* Problem description:
Scan the entries below. List each line with "name".
******************************
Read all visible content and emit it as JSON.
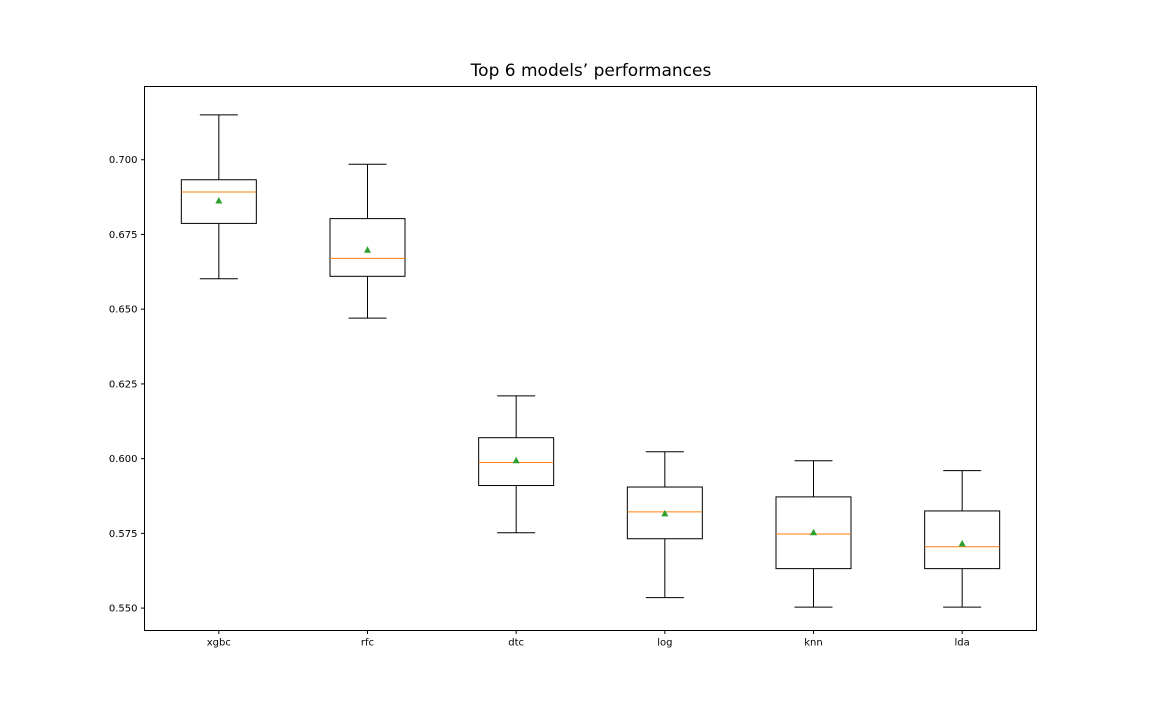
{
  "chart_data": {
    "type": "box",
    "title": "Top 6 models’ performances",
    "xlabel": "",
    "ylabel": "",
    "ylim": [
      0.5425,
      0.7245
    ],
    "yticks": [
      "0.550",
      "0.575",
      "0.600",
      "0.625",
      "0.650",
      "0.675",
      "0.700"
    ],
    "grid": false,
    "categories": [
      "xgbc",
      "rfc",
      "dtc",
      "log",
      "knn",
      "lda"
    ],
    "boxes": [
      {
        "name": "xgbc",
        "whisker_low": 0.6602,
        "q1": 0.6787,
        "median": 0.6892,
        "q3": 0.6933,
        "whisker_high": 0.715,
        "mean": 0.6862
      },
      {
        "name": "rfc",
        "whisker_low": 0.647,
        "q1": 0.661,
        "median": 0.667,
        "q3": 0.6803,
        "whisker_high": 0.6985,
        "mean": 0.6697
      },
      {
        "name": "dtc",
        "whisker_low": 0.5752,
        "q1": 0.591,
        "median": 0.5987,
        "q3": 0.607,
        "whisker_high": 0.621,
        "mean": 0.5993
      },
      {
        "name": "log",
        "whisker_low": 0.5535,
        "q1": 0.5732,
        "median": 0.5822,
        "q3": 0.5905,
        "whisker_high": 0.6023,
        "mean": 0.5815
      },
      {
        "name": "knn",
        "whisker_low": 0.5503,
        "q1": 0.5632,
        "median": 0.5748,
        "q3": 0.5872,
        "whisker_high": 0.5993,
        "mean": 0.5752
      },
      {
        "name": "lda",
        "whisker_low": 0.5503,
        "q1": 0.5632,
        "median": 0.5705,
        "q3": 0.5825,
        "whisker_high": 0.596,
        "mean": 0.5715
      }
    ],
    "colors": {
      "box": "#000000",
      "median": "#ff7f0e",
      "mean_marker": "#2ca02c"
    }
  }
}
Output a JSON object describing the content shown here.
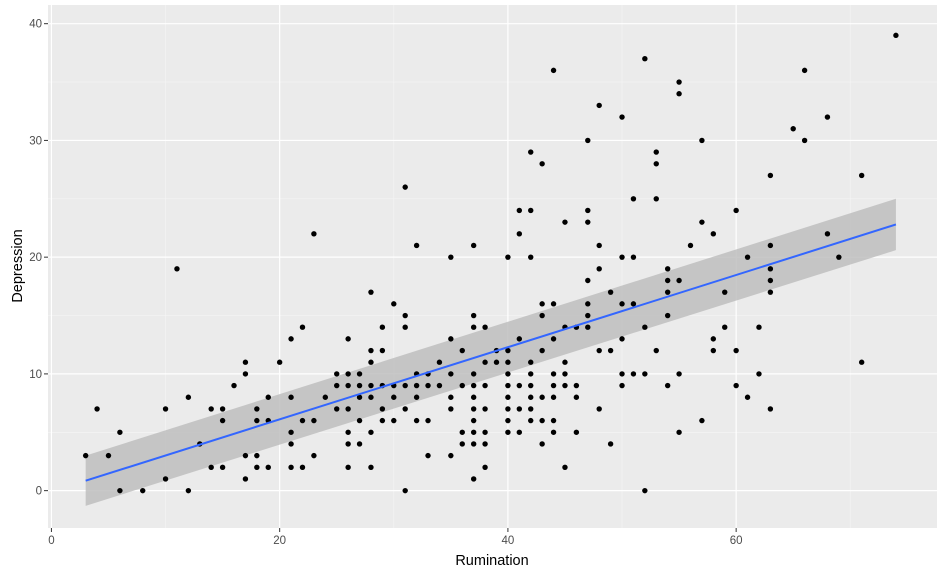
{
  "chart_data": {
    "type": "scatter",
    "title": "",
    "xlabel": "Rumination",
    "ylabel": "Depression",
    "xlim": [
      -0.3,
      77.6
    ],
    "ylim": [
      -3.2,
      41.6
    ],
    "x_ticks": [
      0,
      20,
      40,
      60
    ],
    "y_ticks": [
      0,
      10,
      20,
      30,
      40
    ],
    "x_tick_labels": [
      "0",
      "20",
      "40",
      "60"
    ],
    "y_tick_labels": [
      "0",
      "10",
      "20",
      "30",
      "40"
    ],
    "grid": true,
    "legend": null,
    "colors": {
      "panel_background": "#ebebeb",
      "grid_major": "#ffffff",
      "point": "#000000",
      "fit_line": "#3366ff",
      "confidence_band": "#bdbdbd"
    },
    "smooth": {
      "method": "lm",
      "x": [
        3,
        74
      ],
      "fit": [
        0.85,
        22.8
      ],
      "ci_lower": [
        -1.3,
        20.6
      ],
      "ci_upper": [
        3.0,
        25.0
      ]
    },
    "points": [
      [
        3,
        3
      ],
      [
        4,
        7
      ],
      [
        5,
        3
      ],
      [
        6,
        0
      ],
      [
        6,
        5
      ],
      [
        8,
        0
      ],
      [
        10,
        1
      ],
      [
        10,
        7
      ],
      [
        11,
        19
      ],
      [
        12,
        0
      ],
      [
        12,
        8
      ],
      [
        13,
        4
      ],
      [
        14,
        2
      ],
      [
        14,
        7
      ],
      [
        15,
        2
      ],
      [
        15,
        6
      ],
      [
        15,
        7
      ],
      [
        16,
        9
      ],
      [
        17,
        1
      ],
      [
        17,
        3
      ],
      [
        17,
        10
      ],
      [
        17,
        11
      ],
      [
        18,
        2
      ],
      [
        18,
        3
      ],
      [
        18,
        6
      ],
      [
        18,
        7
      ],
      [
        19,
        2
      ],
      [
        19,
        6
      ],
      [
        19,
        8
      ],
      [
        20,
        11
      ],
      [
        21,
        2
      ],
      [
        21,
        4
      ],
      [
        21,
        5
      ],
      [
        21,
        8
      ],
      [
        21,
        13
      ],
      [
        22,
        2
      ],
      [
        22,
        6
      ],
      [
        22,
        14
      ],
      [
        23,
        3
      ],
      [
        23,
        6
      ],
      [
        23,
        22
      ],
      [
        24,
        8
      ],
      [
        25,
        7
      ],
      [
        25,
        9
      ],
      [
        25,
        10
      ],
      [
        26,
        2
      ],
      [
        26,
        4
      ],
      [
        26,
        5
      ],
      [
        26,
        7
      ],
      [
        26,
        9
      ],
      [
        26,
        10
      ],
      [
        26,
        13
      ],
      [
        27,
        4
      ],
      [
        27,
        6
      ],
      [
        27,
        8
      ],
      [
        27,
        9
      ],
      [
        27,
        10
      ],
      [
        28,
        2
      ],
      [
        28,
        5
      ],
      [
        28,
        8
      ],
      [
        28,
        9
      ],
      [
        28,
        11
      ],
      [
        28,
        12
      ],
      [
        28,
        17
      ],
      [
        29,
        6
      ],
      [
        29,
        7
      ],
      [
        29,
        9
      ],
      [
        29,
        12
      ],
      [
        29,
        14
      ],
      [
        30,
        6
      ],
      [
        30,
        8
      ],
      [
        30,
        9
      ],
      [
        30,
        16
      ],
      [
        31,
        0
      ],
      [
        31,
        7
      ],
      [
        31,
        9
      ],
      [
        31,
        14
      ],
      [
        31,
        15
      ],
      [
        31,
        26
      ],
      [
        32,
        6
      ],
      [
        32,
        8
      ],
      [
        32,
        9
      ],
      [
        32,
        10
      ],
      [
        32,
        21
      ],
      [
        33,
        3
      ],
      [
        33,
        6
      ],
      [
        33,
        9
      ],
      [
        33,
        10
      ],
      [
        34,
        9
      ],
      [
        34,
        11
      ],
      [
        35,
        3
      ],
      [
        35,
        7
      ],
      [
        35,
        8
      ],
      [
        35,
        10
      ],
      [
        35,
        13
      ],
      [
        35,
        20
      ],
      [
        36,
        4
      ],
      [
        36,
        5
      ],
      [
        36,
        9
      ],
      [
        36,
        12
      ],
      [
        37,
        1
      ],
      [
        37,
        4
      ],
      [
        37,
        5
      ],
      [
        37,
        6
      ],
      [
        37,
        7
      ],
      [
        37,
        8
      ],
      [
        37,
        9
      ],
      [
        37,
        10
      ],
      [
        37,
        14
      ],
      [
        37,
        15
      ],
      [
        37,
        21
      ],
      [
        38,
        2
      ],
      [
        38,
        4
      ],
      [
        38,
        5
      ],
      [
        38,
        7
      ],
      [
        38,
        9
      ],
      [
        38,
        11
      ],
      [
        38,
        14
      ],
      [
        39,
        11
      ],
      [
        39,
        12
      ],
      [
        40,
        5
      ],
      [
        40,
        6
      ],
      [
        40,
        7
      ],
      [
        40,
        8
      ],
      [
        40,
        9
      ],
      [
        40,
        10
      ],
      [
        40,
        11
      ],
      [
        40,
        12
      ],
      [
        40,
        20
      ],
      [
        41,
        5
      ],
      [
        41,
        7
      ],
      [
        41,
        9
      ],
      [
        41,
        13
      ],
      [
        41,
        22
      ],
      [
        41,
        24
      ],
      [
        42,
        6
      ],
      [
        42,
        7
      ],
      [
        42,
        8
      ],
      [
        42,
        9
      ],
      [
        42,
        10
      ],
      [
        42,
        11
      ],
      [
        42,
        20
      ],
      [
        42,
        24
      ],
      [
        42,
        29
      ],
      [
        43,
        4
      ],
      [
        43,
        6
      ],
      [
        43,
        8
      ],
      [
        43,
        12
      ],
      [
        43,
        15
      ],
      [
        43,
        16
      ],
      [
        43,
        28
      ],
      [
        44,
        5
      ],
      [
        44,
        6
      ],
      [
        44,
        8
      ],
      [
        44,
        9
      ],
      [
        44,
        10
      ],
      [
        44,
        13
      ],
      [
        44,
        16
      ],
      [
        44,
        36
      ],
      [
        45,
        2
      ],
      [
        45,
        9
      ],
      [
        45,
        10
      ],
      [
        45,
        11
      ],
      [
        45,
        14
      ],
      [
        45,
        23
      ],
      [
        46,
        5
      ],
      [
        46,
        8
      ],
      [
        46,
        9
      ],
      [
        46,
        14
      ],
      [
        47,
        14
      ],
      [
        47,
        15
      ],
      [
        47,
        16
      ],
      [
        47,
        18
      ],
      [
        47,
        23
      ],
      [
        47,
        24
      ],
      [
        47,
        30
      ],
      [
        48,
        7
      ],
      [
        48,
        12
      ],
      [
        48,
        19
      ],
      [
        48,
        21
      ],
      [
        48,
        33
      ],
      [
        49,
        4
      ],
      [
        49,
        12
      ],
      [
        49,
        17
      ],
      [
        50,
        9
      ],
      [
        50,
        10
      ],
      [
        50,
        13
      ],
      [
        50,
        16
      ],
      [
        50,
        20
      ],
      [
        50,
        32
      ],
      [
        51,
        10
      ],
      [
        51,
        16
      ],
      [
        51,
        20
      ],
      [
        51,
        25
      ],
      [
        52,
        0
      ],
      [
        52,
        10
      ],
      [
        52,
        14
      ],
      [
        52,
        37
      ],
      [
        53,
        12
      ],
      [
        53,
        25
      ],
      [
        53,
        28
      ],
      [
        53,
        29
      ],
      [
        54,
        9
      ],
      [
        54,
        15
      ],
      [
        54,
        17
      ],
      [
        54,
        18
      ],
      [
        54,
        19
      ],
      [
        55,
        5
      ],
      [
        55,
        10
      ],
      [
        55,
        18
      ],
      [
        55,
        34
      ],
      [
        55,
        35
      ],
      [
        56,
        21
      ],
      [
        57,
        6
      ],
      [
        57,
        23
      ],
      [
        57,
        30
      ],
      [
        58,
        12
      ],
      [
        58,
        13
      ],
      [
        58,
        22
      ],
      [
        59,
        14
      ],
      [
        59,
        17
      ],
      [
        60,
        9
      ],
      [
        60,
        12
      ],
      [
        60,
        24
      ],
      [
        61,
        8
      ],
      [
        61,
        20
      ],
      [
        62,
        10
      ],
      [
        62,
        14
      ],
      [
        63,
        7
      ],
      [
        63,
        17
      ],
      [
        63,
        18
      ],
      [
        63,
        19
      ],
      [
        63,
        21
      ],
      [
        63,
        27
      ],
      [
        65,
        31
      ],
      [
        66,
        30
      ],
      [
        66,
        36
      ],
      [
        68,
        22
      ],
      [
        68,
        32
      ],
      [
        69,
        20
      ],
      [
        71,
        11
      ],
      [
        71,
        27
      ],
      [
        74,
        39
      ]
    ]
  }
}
******************************
* Right answer:
        "name": "xgbc",
        "name": "rfc",
        "name": "dtc",
        "name": "log",
        "name": "knn",
        "name": "lda",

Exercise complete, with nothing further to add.